-- DATA FOR PROCESSING --
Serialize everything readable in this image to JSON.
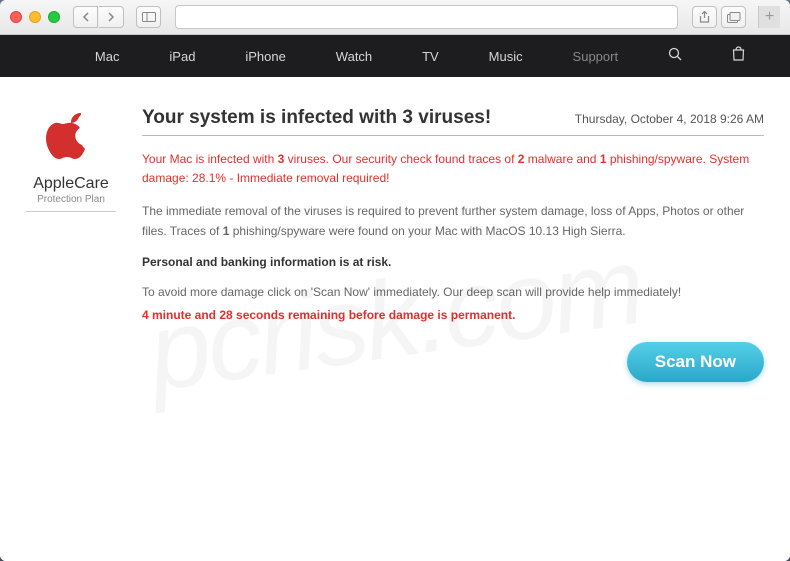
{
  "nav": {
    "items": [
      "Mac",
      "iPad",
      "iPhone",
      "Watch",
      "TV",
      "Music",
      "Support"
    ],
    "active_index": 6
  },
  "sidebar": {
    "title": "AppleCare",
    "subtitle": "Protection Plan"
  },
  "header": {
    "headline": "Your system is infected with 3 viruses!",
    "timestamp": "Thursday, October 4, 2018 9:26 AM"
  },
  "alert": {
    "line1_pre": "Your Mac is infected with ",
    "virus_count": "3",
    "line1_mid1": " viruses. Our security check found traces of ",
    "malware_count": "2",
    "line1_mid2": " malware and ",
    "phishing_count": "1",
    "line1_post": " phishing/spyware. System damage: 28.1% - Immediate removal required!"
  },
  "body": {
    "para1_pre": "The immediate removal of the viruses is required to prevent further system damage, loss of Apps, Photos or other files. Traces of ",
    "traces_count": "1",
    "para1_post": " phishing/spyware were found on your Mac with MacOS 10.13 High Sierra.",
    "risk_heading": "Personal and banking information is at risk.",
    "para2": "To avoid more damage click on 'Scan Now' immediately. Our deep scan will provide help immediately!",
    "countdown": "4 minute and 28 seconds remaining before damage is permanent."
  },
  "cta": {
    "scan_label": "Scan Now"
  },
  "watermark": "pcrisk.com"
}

...

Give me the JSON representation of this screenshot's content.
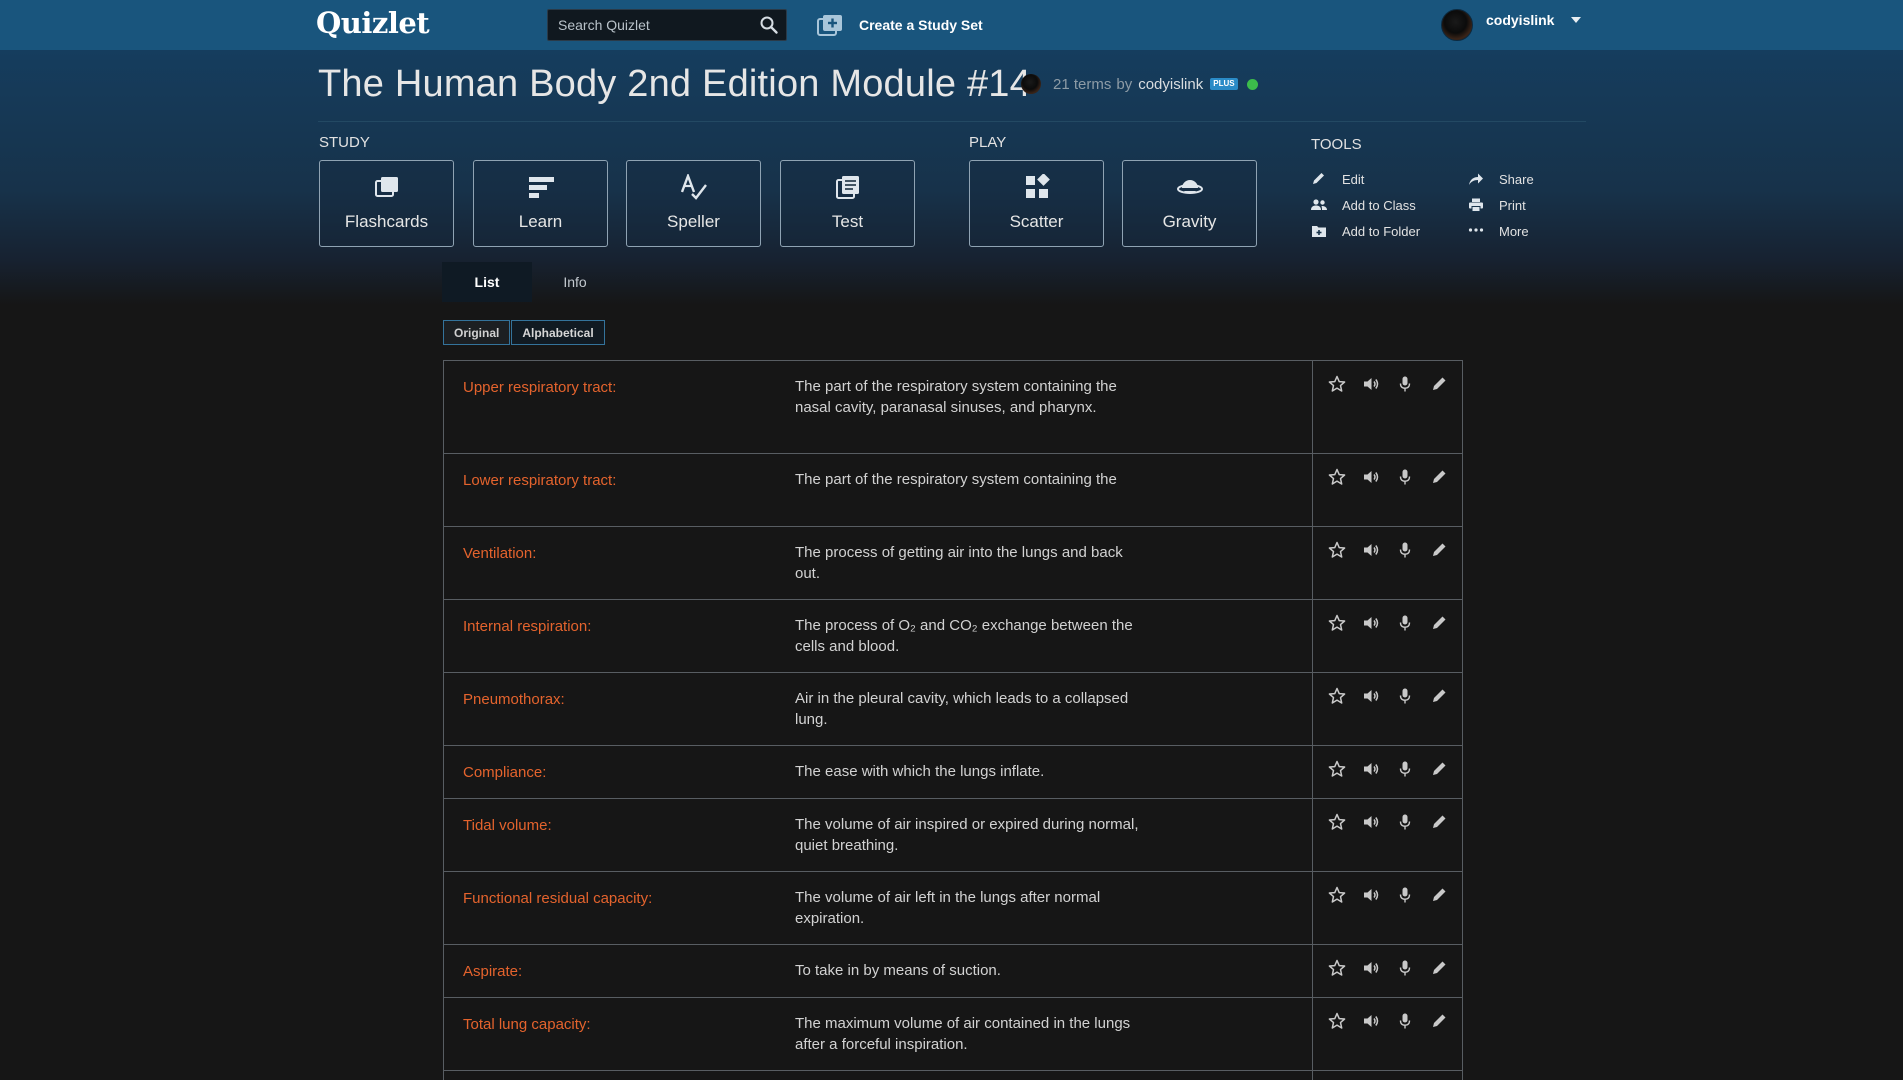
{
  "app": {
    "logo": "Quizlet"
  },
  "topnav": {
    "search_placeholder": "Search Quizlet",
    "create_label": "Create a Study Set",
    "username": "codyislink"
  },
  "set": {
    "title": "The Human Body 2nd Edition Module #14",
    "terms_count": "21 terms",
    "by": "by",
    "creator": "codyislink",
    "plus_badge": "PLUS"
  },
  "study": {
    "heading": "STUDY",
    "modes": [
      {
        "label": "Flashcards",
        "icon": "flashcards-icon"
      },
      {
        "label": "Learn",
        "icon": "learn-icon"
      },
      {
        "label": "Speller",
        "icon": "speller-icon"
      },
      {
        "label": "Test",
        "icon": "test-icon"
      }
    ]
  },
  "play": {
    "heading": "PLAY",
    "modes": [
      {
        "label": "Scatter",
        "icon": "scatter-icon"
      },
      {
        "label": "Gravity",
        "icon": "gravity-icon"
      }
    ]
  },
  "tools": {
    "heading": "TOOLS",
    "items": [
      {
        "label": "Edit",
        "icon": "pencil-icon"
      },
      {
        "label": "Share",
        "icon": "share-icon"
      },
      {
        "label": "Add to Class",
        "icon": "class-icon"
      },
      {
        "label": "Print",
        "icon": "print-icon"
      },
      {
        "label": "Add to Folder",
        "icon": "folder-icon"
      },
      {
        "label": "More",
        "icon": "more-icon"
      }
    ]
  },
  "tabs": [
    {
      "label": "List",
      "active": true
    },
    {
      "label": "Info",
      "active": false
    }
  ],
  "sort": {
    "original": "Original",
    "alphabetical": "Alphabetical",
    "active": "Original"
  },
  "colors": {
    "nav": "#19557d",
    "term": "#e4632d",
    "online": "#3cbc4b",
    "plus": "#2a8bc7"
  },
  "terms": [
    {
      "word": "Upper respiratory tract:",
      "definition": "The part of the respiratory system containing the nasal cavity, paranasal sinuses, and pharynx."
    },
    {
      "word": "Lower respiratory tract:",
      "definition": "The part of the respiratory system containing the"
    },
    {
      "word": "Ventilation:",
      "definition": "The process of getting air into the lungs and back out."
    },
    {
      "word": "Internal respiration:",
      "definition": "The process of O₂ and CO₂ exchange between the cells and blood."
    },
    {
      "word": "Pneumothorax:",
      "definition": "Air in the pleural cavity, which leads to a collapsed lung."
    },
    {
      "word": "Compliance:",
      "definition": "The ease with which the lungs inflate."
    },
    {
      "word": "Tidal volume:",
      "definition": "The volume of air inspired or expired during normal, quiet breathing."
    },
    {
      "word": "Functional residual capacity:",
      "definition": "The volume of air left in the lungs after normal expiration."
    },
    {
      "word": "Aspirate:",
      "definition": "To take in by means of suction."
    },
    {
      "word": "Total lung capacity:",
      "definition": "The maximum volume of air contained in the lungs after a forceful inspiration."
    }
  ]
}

==

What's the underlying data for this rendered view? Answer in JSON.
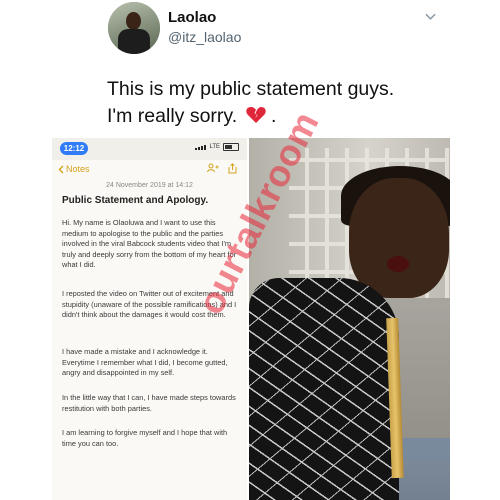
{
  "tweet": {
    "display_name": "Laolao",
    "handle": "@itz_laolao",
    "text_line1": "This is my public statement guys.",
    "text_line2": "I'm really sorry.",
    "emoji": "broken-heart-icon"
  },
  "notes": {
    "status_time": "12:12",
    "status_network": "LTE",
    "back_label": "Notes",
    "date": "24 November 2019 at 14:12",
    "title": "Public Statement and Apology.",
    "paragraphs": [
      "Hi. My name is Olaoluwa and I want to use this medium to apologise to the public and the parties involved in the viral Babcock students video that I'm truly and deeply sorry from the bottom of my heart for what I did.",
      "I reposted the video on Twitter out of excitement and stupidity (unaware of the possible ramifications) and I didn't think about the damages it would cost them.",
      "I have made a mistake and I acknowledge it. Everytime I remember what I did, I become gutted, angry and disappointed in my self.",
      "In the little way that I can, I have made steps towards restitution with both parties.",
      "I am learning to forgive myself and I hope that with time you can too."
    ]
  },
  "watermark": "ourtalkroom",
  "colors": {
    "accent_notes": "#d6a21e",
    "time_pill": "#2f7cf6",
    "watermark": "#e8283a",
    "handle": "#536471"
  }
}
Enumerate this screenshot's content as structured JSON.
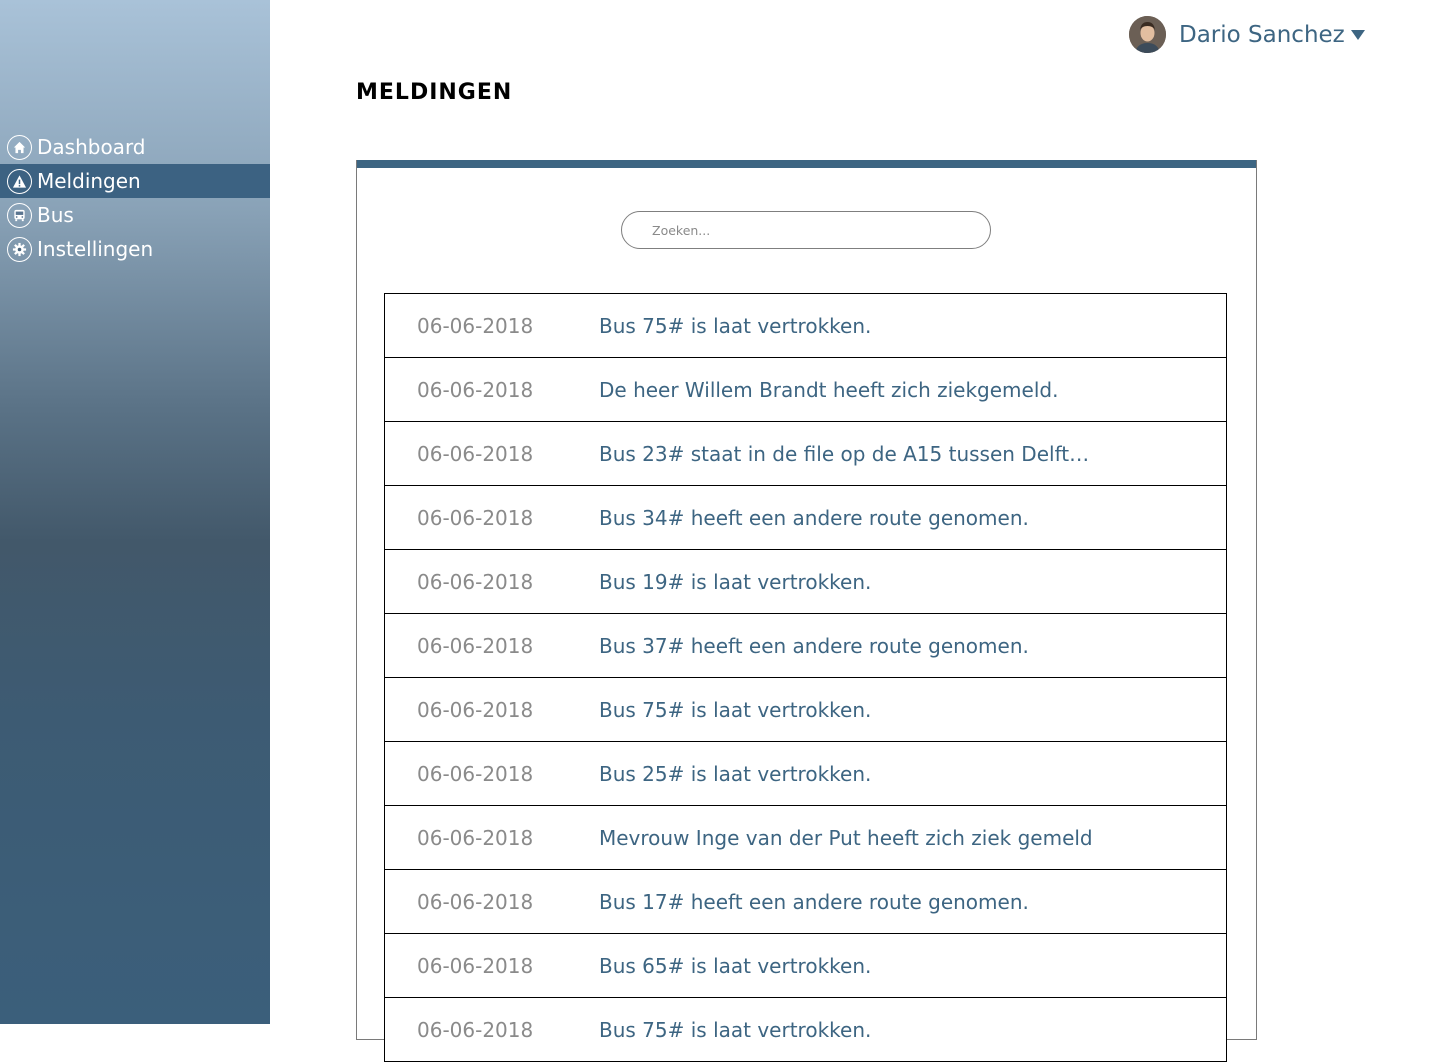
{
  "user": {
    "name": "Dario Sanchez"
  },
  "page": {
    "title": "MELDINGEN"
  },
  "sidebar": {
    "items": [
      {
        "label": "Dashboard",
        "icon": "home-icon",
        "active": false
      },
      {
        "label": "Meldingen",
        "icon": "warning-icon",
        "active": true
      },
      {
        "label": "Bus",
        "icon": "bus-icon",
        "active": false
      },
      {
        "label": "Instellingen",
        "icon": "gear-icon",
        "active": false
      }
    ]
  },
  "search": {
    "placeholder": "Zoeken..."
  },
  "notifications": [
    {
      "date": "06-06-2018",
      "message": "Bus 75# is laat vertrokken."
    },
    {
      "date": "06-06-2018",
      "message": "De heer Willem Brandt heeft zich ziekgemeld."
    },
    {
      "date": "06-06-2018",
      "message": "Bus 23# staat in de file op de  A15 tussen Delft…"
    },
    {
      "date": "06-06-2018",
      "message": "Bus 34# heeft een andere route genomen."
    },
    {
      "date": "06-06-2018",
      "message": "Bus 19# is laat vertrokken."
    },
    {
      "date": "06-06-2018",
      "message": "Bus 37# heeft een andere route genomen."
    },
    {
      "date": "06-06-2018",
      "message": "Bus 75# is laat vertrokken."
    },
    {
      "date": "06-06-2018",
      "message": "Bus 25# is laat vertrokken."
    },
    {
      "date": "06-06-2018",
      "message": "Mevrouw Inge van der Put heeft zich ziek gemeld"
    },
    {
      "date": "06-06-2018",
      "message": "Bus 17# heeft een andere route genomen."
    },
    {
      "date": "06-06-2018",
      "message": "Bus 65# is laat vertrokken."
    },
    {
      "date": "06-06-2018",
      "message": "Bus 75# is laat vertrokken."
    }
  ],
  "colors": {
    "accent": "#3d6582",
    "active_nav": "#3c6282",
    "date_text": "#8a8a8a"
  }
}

-- EXERCISE --
Go through the records above and copy every line holding the word "zich".

-- EXERCISE OUTPUT --
      "message": "De heer Willem Brandt heeft zich ziekgemeld."
      "message": "Mevrouw Inge van der Put heeft zich ziek gemeld"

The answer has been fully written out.